▶ **Stated exercise**
Check every line below for the word "WAIST" and show those that hold it.

▶ **Data rows**

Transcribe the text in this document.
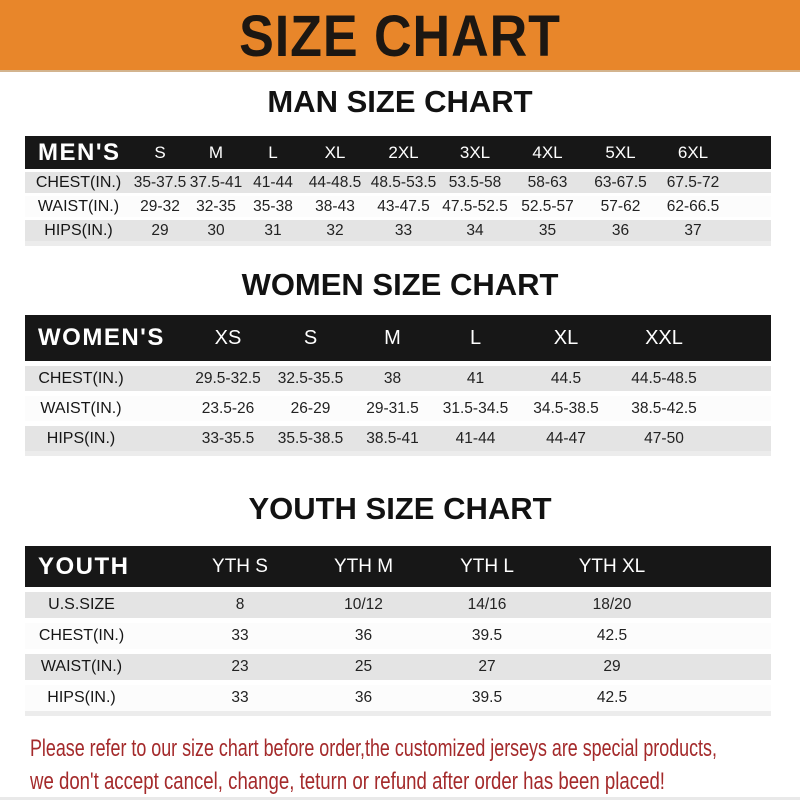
SIZE CHART
MAN SIZE CHART
MEN'S	S	M	L	XL	2XL	3XL	4XL	5XL	6XL	
CHEST(IN.)	35-37.5	37.5-41	41-44	44-48.5	48.5-53.5	53.5-58	58-63	63-67.5	67.5-72	
WAIST(IN.)	29-32	32-35	35-38	38-43	43-47.5	47.5-52.5	52.5-57	57-62	62-66.5	
HIPS(IN.)	29	30	31	32	33	34	35	36	37	
WOMEN SIZE CHART
WOMEN'S	XS	S	M	L	XL	XXL	
CHEST(IN.)	29.5-32.5	32.5-35.5	38	41	44.5	44.5-48.5	
WAIST(IN.)	23.5-26	26-29	29-31.5	31.5-34.5	34.5-38.5	38.5-42.5	
HIPS(IN.)	33-35.5	35.5-38.5	38.5-41	41-44	44-47	47-50	
YOUTH SIZE CHART
YOUTH	YTH S	YTH M	YTH L	YTH XL	
U.S.SIZE	8	10/12	14/16	18/20	
CHEST(IN.)	33	36	39.5	42.5	
WAIST(IN.)	23	25	27	29	
HIPS(IN.)	33	36	39.5	42.5	
Please refer to our size chart before order,the customized jerseys are special products,
we don't accept cancel, change, teturn or refund after order has been placed!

▶ **Answer to the problem**
WAIST(IN.)	29-32	32-35	35-38	38-43	43-47.5	47.5-52.5	52.5-57	57-62	62-66.5	
WAIST(IN.)	23.5-26	26-29	29-31.5	31.5-34.5	34.5-38.5	38.5-42.5	
WAIST(IN.)	23	25	27	29	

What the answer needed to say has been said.